**A block of data:**
----

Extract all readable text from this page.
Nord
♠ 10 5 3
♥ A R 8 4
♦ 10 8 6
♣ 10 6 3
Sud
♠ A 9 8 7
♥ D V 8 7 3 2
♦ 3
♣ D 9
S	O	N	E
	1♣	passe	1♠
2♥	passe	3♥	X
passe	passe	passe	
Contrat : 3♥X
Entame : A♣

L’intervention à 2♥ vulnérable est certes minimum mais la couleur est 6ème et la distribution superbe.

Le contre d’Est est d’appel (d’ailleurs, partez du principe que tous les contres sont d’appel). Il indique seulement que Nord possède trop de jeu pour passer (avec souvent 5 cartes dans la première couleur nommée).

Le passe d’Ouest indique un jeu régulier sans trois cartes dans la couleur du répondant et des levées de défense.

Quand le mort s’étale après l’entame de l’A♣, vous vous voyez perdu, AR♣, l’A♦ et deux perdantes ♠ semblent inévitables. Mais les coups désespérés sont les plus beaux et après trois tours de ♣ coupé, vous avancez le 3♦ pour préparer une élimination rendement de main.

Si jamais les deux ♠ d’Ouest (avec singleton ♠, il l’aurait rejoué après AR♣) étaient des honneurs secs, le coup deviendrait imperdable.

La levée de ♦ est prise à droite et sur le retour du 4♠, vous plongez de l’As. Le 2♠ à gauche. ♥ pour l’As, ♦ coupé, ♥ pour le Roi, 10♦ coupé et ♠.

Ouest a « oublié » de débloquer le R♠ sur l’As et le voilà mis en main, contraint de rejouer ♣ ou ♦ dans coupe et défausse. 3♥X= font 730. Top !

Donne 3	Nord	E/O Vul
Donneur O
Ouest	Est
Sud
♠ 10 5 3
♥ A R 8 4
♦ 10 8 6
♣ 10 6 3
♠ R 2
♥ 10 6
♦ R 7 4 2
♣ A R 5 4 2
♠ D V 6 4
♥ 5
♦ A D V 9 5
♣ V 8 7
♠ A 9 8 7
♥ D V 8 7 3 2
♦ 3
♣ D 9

----

**Aim:** Write the entire listing out again, word for word.

**Complete answer:**
Extract all readable text from this page.
Nord
♠ 10 5 3
♥ A R 8 4
♦ 10 8 6
♣ 10 6 3
Sud
♠ A 9 8 7
♥ D V 8 7 3 2
♦ 3
♣ D 9
S	O	N	E
	1♣	passe	1♠
2♥	passe	3♥	X
passe	passe	passe	
Contrat : 3♥X
Entame : A♣

L’intervention à 2♥ vulnérable est certes minimum mais la couleur est 6ème et la distribution superbe.

Le contre d’Est est d’appel (d’ailleurs, partez du principe que tous les contres sont d’appel). Il indique seulement que Nord possède trop de jeu pour passer (avec souvent 5 cartes dans la première couleur nommée).

Le passe d’Ouest indique un jeu régulier sans trois cartes dans la couleur du répondant et des levées de défense.

Quand le mort s’étale après l’entame de l’A♣, vous vous voyez perdu, AR♣, l’A♦ et deux perdantes ♠ semblent inévitables. Mais les coups désespérés sont les plus beaux et après trois tours de ♣ coupé, vous avancez le 3♦ pour préparer une élimination rendement de main.

Si jamais les deux ♠ d’Ouest (avec singleton ♠, il l’aurait rejoué après AR♣) étaient des honneurs secs, le coup deviendrait imperdable.

La levée de ♦ est prise à droite et sur le retour du 4♠, vous plongez de l’As. Le 2♠ à gauche. ♥ pour l’As, ♦ coupé, ♥ pour le Roi, 10♦ coupé et ♠.

Ouest a « oublié » de débloquer le R♠ sur l’As et le voilà mis en main, contraint de rejouer ♣ ou ♦ dans coupe et défausse. 3♥X= font 730. Top !

Donne 3	Nord	E/O Vul
Donneur O
Ouest	Est
Sud
♠ 10 5 3
♥ A R 8 4
♦ 10 8 6
♣ 10 6 3
♠ R 2
♥ 10 6
♦ R 7 4 2
♣ A R 5 4 2
♠ D V 6 4
♥ 5
♦ A D V 9 5
♣ V 8 7
♠ A 9 8 7
♥ D V 8 7 3 2
♦ 3
♣ D 9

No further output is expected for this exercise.